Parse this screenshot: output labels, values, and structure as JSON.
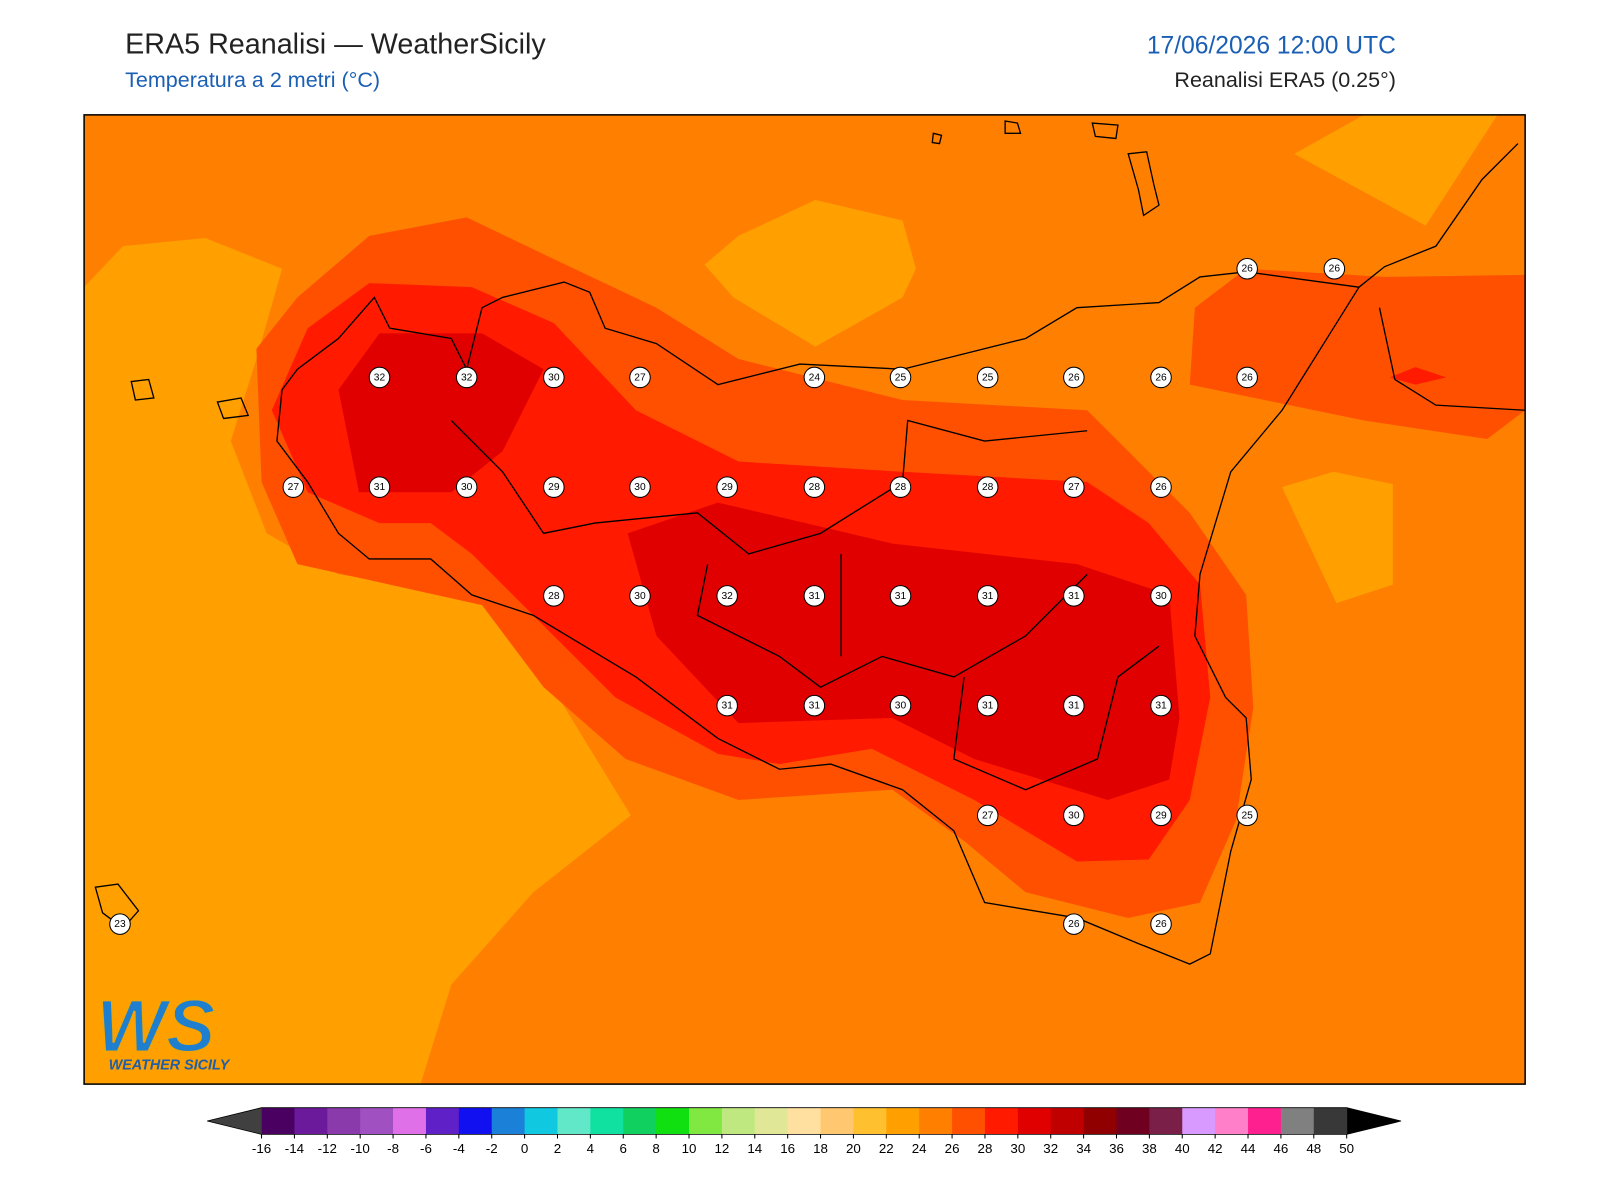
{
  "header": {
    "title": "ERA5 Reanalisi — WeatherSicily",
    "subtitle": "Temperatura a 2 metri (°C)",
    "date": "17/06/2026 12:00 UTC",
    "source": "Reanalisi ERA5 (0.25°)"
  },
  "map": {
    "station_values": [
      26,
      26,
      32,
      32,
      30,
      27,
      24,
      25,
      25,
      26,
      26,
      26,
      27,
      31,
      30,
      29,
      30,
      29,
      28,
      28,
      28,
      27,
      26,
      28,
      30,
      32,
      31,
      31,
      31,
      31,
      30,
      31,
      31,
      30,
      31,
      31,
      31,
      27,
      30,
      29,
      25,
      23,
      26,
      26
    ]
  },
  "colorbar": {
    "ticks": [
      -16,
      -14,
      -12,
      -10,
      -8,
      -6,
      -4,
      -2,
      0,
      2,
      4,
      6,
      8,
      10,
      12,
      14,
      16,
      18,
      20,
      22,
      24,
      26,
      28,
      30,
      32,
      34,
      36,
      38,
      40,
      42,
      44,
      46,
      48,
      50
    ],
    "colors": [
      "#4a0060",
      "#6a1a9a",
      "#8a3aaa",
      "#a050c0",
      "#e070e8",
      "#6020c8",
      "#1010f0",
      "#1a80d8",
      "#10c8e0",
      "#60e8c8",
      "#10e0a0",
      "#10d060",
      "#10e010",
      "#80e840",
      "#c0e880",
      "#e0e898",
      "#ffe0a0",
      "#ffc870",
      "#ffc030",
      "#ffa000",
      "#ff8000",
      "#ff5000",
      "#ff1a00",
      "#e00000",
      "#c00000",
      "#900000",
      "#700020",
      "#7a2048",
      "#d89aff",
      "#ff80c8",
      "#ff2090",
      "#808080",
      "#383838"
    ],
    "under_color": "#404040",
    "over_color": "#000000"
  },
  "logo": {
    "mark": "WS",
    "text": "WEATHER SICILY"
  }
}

==

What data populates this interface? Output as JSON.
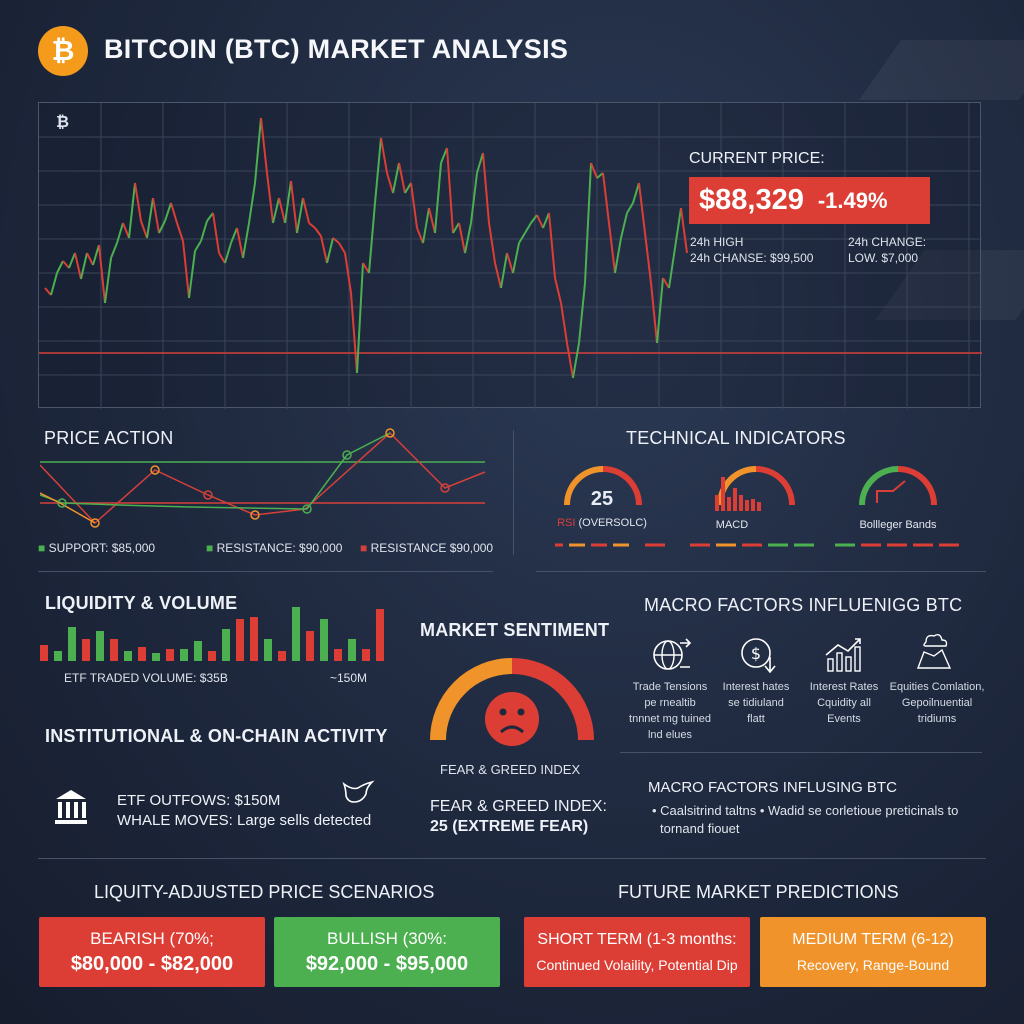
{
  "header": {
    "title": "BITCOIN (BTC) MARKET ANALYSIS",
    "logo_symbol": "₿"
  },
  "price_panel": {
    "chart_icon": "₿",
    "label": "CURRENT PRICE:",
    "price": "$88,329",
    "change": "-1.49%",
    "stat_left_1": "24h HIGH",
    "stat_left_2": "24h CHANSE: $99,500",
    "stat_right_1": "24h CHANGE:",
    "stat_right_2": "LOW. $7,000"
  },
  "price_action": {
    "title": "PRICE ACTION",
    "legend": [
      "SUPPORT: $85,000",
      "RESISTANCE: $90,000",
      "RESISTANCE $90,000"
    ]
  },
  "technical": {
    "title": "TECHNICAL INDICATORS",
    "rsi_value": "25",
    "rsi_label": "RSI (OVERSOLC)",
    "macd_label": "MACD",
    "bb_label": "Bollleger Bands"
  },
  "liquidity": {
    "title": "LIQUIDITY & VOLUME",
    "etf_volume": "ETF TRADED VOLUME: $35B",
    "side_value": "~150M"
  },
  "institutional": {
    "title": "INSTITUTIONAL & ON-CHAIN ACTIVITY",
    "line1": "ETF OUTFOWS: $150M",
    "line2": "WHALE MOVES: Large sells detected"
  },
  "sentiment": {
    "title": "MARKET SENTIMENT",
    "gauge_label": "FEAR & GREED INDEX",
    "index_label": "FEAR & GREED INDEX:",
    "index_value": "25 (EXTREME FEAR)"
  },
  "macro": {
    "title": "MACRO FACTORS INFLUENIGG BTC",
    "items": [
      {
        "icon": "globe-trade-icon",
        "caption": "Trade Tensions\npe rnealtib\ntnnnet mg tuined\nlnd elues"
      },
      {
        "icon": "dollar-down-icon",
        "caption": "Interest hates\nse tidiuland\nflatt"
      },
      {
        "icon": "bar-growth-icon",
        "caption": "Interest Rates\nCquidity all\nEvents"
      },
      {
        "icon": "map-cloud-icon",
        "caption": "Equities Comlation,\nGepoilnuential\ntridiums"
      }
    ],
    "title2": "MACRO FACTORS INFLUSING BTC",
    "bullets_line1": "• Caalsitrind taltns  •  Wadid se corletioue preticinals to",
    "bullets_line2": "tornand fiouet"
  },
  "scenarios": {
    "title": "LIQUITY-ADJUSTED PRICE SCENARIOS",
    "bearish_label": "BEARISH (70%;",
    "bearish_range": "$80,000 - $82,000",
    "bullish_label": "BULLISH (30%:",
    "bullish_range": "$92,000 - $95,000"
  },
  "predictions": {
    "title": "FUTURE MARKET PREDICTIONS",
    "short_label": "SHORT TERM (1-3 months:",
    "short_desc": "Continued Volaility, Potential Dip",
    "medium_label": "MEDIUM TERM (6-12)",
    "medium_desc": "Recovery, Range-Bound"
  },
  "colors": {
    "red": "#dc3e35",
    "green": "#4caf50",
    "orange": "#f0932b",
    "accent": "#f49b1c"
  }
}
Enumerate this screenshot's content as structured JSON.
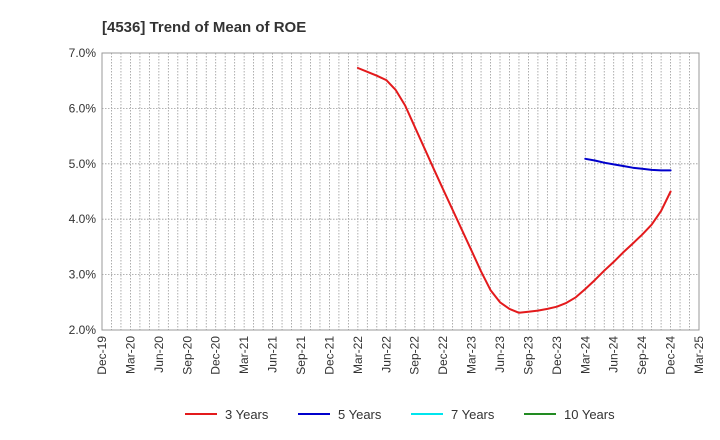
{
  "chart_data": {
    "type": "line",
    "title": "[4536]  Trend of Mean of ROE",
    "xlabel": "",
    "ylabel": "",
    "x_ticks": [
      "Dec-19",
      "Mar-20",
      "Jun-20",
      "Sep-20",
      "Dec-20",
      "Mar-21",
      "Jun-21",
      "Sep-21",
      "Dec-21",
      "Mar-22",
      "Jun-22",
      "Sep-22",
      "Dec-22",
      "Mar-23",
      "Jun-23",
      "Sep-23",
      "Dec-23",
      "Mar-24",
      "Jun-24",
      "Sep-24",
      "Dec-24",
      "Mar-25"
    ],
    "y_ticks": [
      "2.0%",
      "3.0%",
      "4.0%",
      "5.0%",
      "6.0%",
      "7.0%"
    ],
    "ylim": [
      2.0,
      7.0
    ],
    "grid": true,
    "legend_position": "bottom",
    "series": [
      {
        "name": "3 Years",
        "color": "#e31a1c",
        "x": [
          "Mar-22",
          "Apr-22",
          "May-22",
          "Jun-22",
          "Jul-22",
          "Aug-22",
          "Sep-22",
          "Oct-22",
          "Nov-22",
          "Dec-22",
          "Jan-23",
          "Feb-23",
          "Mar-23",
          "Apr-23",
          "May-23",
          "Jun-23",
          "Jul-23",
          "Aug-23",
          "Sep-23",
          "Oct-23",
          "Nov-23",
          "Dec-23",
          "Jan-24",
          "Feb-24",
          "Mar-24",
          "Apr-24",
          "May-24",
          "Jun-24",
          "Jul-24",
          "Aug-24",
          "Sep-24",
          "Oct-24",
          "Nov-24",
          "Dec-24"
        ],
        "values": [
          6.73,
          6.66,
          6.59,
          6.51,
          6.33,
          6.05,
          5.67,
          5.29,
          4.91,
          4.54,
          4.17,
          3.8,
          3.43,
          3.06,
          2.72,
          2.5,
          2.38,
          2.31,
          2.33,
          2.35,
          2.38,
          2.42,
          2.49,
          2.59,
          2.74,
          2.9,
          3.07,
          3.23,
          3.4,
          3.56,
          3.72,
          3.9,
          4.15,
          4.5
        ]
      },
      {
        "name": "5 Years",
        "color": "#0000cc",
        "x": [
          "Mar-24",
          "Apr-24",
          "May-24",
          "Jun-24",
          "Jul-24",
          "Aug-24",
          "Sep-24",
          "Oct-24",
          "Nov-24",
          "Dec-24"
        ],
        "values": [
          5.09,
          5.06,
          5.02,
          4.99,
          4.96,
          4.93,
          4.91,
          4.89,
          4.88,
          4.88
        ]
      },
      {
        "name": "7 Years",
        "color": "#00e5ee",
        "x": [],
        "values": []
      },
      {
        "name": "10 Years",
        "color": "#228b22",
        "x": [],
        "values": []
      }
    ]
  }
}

Task directions. Identify and list each line with the word "GREED".

Response to this task.
    "gauge_label": "FEAR & GREED INDEX",
    "index_label": "FEAR & GREED INDEX:",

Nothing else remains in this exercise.